- Work to complete: The records below are to be reproduced exactly, and no picture should appear in the copy.

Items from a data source
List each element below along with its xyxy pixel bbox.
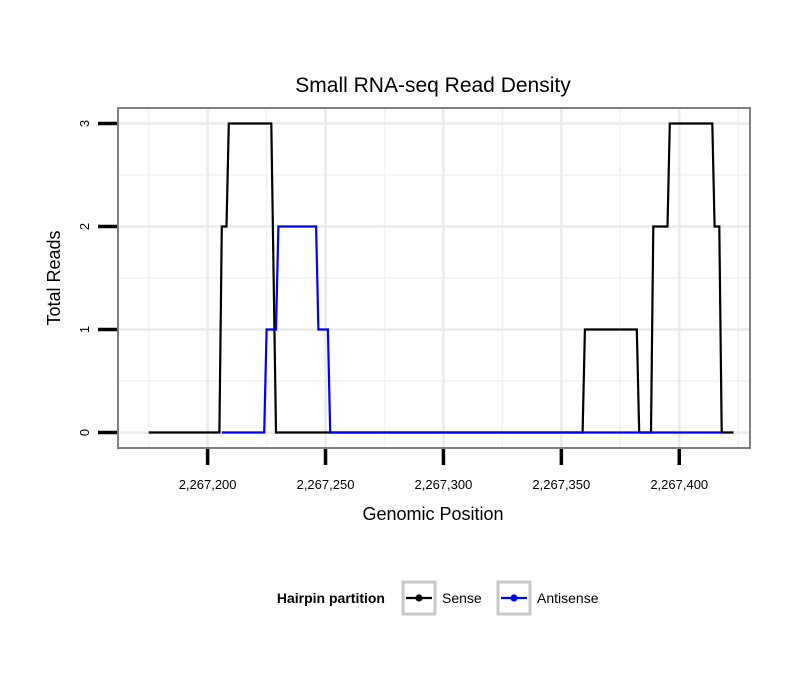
grid-minor — [118, 108, 750, 448]
legend-key-point — [510, 594, 518, 602]
legend-label-antisense: Antisense — [537, 590, 599, 606]
x-tick-label: 2,267,350 — [532, 477, 590, 492]
y-tick-label: 1 — [77, 326, 92, 333]
x-tick-label: 2,267,300 — [415, 477, 473, 492]
series-line-antisense — [221, 225, 722, 434]
plot-border — [117, 107, 751, 449]
legend: Hairpin partition Sense Antisense — [277, 580, 599, 616]
series-layer — [148, 122, 734, 434]
y-axis-title: Total Reads — [44, 230, 64, 325]
series-line-sense — [148, 122, 734, 434]
chart-title: Small RNA-seq Read Density — [295, 74, 571, 97]
legend-label-sense: Sense — [442, 590, 482, 606]
x-axis-title: Genomic Position — [362, 504, 503, 524]
x-tick-label: 2,267,250 — [297, 477, 355, 492]
x-tick-label: 2,267,400 — [650, 477, 708, 492]
y-tick-label: 0 — [77, 429, 92, 436]
legend-key-sense — [401, 580, 437, 616]
x-tick-label: 2,267,200 — [179, 477, 237, 492]
legend-key-antisense — [496, 580, 532, 616]
y-axis: 0 1 2 3 — [77, 120, 117, 436]
legend-key-point — [415, 594, 423, 602]
x-axis: 2,267,200 2,267,250 2,267,300 2,267,350 2,26… — [179, 449, 708, 492]
y-tick-label: 3 — [77, 120, 92, 127]
y-tick-label: 2 — [77, 223, 92, 230]
legend-title: Hairpin partition — [277, 590, 385, 606]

- Exercise output:
List each element below along with its xyxy pixel bbox.
grid-minor — [118, 108, 750, 448]
legend-key-point — [510, 594, 518, 602]
legend-label-antisense: Antisense — [537, 590, 599, 606]
x-tick-label: 2,267,350 — [532, 477, 590, 492]
y-tick-label: 1 — [77, 326, 92, 333]
x-tick-label: 2,267,300 — [415, 477, 473, 492]
series-line-antisense — [221, 225, 722, 434]
plot-border — [117, 107, 751, 449]
legend: Hairpin partition Sense Antisense — [277, 580, 599, 616]
series-layer — [148, 122, 734, 434]
y-axis-title: Total Reads — [44, 230, 64, 325]
series-line-sense — [148, 122, 734, 434]
chart-title: Small RNA-seq Read Density — [295, 74, 571, 97]
legend-label-sense: Sense — [442, 590, 482, 606]
x-axis-title: Genomic Position — [362, 504, 503, 524]
x-tick-label: 2,267,250 — [297, 477, 355, 492]
x-tick-label: 2,267,400 — [650, 477, 708, 492]
y-tick-label: 0 — [77, 429, 92, 436]
legend-key-sense — [401, 580, 437, 616]
x-tick-label: 2,267,200 — [179, 477, 237, 492]
legend-key-antisense — [496, 580, 532, 616]
y-axis: 0 1 2 3 — [77, 120, 117, 436]
legend-key-point — [415, 594, 423, 602]
x-axis: 2,267,200 2,267,250 2,267,300 2,267,350 2,26… — [179, 449, 708, 492]
y-tick-label: 3 — [77, 120, 92, 127]
y-tick-label: 2 — [77, 223, 92, 230]
legend-title: Hairpin partition — [277, 590, 385, 606]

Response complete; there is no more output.